### WHAT IS REQUIRED:
Transcribe all of the material exactly, except for its pictures.
-------- SUPPLIED DATA --------
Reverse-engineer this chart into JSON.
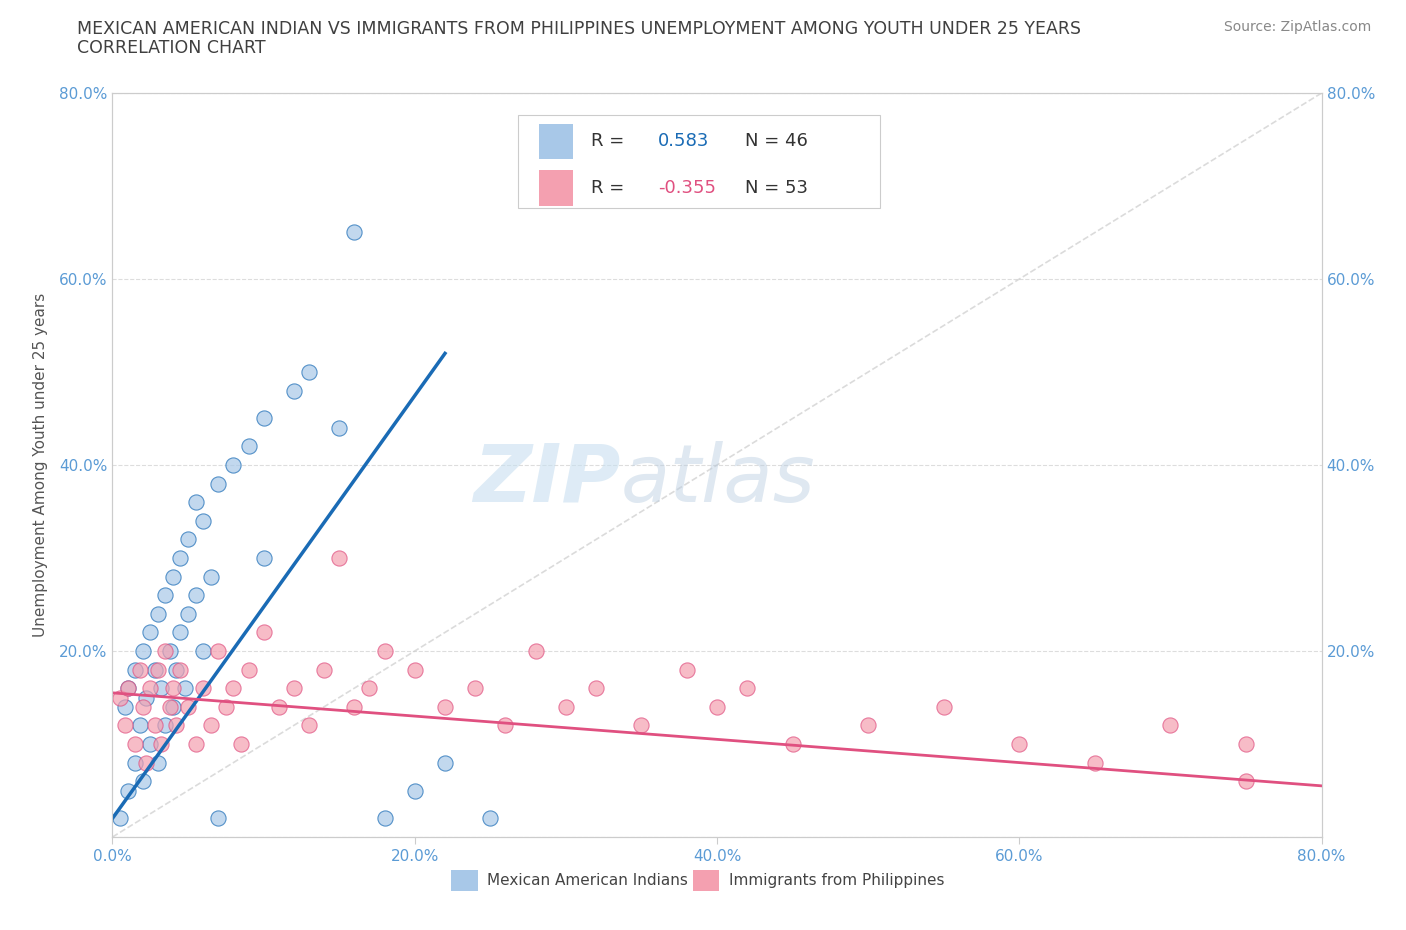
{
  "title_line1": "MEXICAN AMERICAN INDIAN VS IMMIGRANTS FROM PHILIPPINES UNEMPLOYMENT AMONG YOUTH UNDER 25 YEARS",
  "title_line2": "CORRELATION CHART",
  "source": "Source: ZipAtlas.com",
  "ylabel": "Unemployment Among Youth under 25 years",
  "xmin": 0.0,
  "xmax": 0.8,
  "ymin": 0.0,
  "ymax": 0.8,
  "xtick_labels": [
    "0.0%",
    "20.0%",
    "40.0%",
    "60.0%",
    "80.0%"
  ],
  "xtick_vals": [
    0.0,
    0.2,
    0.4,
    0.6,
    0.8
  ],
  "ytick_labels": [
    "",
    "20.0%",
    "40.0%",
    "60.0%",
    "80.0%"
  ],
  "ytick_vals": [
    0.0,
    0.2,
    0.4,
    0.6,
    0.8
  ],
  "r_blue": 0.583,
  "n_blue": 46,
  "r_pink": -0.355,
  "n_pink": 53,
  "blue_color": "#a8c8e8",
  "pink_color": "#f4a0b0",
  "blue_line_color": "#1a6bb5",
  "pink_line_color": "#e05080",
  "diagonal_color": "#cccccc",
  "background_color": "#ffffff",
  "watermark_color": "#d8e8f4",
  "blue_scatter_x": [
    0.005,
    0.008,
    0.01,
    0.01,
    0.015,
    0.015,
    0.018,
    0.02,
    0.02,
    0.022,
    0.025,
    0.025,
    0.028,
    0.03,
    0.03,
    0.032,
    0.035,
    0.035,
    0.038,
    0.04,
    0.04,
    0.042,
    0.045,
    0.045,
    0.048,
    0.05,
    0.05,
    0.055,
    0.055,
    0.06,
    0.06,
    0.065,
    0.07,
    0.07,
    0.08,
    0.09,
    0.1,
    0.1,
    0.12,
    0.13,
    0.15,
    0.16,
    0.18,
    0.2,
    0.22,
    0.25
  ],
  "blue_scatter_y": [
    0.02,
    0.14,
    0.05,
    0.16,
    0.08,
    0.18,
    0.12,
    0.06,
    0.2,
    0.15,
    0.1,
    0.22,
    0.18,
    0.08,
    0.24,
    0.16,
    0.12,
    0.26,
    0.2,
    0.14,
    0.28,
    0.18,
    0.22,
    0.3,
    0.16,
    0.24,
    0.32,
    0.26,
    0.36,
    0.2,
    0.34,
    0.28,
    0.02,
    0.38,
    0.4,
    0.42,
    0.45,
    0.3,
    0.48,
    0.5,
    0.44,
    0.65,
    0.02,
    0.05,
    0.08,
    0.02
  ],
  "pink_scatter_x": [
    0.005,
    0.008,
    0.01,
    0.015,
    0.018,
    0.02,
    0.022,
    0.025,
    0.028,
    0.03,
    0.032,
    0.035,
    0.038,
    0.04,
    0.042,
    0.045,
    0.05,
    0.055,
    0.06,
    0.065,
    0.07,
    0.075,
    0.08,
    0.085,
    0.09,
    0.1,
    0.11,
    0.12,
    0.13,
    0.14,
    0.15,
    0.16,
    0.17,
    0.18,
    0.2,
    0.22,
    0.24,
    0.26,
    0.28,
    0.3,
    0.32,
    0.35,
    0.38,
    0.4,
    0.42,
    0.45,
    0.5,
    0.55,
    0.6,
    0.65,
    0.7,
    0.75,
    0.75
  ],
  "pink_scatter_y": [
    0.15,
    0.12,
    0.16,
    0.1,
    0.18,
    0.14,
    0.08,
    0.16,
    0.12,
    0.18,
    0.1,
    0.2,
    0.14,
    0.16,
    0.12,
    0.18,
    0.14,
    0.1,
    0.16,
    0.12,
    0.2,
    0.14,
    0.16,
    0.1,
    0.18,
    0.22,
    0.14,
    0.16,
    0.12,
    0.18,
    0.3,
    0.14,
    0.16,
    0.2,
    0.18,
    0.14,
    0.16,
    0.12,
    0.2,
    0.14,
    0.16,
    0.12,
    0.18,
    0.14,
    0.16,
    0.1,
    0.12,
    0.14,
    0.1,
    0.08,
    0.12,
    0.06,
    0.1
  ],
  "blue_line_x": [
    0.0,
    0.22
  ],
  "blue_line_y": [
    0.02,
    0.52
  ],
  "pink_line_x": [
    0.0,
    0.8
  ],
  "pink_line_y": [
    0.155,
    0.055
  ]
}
--------
### FULL SOLUTION:
Reverse-engineer this chart into JSON.
{
  "title_line1": "MEXICAN AMERICAN INDIAN VS IMMIGRANTS FROM PHILIPPINES UNEMPLOYMENT AMONG YOUTH UNDER 25 YEARS",
  "title_line2": "CORRELATION CHART",
  "source": "Source: ZipAtlas.com",
  "ylabel": "Unemployment Among Youth under 25 years",
  "xmin": 0.0,
  "xmax": 0.8,
  "ymin": 0.0,
  "ymax": 0.8,
  "xtick_labels": [
    "0.0%",
    "20.0%",
    "40.0%",
    "60.0%",
    "80.0%"
  ],
  "xtick_vals": [
    0.0,
    0.2,
    0.4,
    0.6,
    0.8
  ],
  "ytick_labels": [
    "",
    "20.0%",
    "40.0%",
    "60.0%",
    "80.0%"
  ],
  "ytick_vals": [
    0.0,
    0.2,
    0.4,
    0.6,
    0.8
  ],
  "r_blue": 0.583,
  "n_blue": 46,
  "r_pink": -0.355,
  "n_pink": 53,
  "blue_color": "#a8c8e8",
  "pink_color": "#f4a0b0",
  "blue_line_color": "#1a6bb5",
  "pink_line_color": "#e05080",
  "diagonal_color": "#cccccc",
  "background_color": "#ffffff",
  "watermark_color": "#d8e8f4",
  "blue_scatter_x": [
    0.005,
    0.008,
    0.01,
    0.01,
    0.015,
    0.015,
    0.018,
    0.02,
    0.02,
    0.022,
    0.025,
    0.025,
    0.028,
    0.03,
    0.03,
    0.032,
    0.035,
    0.035,
    0.038,
    0.04,
    0.04,
    0.042,
    0.045,
    0.045,
    0.048,
    0.05,
    0.05,
    0.055,
    0.055,
    0.06,
    0.06,
    0.065,
    0.07,
    0.07,
    0.08,
    0.09,
    0.1,
    0.1,
    0.12,
    0.13,
    0.15,
    0.16,
    0.18,
    0.2,
    0.22,
    0.25
  ],
  "blue_scatter_y": [
    0.02,
    0.14,
    0.05,
    0.16,
    0.08,
    0.18,
    0.12,
    0.06,
    0.2,
    0.15,
    0.1,
    0.22,
    0.18,
    0.08,
    0.24,
    0.16,
    0.12,
    0.26,
    0.2,
    0.14,
    0.28,
    0.18,
    0.22,
    0.3,
    0.16,
    0.24,
    0.32,
    0.26,
    0.36,
    0.2,
    0.34,
    0.28,
    0.02,
    0.38,
    0.4,
    0.42,
    0.45,
    0.3,
    0.48,
    0.5,
    0.44,
    0.65,
    0.02,
    0.05,
    0.08,
    0.02
  ],
  "pink_scatter_x": [
    0.005,
    0.008,
    0.01,
    0.015,
    0.018,
    0.02,
    0.022,
    0.025,
    0.028,
    0.03,
    0.032,
    0.035,
    0.038,
    0.04,
    0.042,
    0.045,
    0.05,
    0.055,
    0.06,
    0.065,
    0.07,
    0.075,
    0.08,
    0.085,
    0.09,
    0.1,
    0.11,
    0.12,
    0.13,
    0.14,
    0.15,
    0.16,
    0.17,
    0.18,
    0.2,
    0.22,
    0.24,
    0.26,
    0.28,
    0.3,
    0.32,
    0.35,
    0.38,
    0.4,
    0.42,
    0.45,
    0.5,
    0.55,
    0.6,
    0.65,
    0.7,
    0.75,
    0.75
  ],
  "pink_scatter_y": [
    0.15,
    0.12,
    0.16,
    0.1,
    0.18,
    0.14,
    0.08,
    0.16,
    0.12,
    0.18,
    0.1,
    0.2,
    0.14,
    0.16,
    0.12,
    0.18,
    0.14,
    0.1,
    0.16,
    0.12,
    0.2,
    0.14,
    0.16,
    0.1,
    0.18,
    0.22,
    0.14,
    0.16,
    0.12,
    0.18,
    0.3,
    0.14,
    0.16,
    0.2,
    0.18,
    0.14,
    0.16,
    0.12,
    0.2,
    0.14,
    0.16,
    0.12,
    0.18,
    0.14,
    0.16,
    0.1,
    0.12,
    0.14,
    0.1,
    0.08,
    0.12,
    0.06,
    0.1
  ],
  "blue_line_x": [
    0.0,
    0.22
  ],
  "blue_line_y": [
    0.02,
    0.52
  ],
  "pink_line_x": [
    0.0,
    0.8
  ],
  "pink_line_y": [
    0.155,
    0.055
  ]
}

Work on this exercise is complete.